To do - Show all lines of the listing that hold the word "prefix".

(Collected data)
^^^^

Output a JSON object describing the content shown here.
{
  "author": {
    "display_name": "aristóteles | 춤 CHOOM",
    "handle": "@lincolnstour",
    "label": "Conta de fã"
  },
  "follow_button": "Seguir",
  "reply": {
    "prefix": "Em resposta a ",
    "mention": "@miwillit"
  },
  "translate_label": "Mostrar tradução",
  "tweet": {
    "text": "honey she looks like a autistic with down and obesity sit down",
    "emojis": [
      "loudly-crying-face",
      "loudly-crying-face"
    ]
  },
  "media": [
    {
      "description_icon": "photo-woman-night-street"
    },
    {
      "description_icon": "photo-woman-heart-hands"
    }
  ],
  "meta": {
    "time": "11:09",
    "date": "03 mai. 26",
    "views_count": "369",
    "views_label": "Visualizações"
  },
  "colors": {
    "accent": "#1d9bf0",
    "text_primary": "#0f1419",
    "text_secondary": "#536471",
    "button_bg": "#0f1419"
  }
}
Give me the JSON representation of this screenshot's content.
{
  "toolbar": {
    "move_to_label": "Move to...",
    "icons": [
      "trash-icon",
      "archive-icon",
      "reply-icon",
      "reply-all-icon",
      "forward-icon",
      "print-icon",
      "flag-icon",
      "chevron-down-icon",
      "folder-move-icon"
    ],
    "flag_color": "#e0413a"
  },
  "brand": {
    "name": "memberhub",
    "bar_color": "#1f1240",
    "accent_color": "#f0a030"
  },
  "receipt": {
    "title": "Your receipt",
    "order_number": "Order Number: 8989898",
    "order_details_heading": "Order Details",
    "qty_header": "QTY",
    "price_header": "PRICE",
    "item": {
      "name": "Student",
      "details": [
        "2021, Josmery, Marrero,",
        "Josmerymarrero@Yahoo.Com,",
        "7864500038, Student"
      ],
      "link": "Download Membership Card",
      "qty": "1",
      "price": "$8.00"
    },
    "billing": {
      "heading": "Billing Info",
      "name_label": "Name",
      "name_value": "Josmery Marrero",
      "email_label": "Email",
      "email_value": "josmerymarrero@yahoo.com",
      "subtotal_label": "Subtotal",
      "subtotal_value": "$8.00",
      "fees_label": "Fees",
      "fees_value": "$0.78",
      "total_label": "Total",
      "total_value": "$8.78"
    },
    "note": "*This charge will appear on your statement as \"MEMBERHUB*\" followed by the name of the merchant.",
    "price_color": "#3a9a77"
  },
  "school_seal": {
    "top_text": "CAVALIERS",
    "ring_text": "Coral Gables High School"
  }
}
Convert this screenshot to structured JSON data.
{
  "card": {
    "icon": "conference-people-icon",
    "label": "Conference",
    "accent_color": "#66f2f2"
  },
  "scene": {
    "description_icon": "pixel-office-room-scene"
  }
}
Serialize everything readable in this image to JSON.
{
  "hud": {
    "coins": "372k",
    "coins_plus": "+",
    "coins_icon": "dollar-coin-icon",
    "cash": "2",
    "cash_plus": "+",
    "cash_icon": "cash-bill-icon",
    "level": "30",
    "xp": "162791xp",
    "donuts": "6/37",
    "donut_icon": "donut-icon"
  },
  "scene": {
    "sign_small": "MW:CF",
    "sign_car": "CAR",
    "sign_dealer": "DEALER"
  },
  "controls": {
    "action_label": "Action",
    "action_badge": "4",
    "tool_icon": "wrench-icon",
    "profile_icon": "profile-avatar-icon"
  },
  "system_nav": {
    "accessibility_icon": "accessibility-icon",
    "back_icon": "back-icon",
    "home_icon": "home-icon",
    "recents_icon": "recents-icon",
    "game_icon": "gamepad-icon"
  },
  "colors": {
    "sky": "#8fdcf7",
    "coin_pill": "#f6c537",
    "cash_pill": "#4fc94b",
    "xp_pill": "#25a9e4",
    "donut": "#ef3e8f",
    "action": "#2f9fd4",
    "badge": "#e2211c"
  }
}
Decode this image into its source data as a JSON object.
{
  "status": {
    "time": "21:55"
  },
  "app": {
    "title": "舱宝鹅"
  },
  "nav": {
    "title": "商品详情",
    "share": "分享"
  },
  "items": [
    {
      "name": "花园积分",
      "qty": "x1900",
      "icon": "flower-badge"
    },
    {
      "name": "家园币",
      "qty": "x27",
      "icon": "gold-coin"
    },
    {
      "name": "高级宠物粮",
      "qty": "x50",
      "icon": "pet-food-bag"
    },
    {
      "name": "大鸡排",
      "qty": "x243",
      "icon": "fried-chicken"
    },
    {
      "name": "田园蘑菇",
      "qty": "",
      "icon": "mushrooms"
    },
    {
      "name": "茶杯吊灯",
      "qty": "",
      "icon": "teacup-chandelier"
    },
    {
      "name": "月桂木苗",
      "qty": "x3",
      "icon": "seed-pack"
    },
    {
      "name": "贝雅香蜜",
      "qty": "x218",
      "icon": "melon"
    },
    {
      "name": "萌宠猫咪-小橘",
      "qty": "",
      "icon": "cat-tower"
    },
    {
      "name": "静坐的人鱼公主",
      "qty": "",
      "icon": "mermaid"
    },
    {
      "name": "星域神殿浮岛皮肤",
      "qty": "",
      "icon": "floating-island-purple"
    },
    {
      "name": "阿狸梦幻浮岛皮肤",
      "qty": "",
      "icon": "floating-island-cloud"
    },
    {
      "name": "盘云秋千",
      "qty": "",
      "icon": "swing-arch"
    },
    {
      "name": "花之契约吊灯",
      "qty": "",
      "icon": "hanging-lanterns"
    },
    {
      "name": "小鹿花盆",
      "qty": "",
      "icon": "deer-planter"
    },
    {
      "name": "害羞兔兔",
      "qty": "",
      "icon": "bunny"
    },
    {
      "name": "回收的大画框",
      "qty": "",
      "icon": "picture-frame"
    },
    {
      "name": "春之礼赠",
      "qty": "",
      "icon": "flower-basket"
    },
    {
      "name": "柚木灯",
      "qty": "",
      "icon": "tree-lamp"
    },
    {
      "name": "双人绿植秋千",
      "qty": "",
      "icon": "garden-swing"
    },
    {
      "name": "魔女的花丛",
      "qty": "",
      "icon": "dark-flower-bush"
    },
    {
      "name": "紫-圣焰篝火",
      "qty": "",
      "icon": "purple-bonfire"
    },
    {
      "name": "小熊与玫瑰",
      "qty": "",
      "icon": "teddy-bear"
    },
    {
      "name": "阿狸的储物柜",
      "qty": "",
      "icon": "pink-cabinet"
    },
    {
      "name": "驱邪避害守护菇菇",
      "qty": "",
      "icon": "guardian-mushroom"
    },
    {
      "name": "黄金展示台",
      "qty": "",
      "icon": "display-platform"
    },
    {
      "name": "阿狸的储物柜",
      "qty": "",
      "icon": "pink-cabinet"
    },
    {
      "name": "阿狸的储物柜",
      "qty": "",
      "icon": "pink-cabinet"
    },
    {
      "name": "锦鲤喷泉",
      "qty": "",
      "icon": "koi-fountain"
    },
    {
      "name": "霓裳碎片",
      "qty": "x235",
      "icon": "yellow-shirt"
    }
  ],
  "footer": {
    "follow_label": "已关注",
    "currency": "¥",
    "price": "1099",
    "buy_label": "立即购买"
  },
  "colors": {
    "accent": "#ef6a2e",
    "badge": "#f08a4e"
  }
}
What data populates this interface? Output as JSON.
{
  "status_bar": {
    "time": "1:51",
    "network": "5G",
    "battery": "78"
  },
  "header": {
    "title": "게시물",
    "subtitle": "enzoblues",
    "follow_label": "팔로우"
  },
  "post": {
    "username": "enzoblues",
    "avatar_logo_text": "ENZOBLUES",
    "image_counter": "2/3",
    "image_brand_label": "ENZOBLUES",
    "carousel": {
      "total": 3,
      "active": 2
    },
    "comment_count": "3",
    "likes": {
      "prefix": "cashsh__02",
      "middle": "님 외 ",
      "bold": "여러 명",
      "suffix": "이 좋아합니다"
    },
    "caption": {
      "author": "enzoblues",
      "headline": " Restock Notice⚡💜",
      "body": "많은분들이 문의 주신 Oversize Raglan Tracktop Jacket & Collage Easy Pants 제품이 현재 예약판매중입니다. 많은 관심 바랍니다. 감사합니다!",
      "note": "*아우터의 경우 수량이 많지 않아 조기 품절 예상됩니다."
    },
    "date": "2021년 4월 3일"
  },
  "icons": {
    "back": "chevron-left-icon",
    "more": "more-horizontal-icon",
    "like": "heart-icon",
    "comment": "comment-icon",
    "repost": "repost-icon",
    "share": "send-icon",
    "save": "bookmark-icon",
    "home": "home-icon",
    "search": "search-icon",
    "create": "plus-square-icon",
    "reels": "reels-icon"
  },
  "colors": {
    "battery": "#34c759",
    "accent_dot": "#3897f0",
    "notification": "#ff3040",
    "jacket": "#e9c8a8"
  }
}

^^^^

Completed exercise -
    "prefix": "Em resposta a ",
      "prefix": "cashsh__02",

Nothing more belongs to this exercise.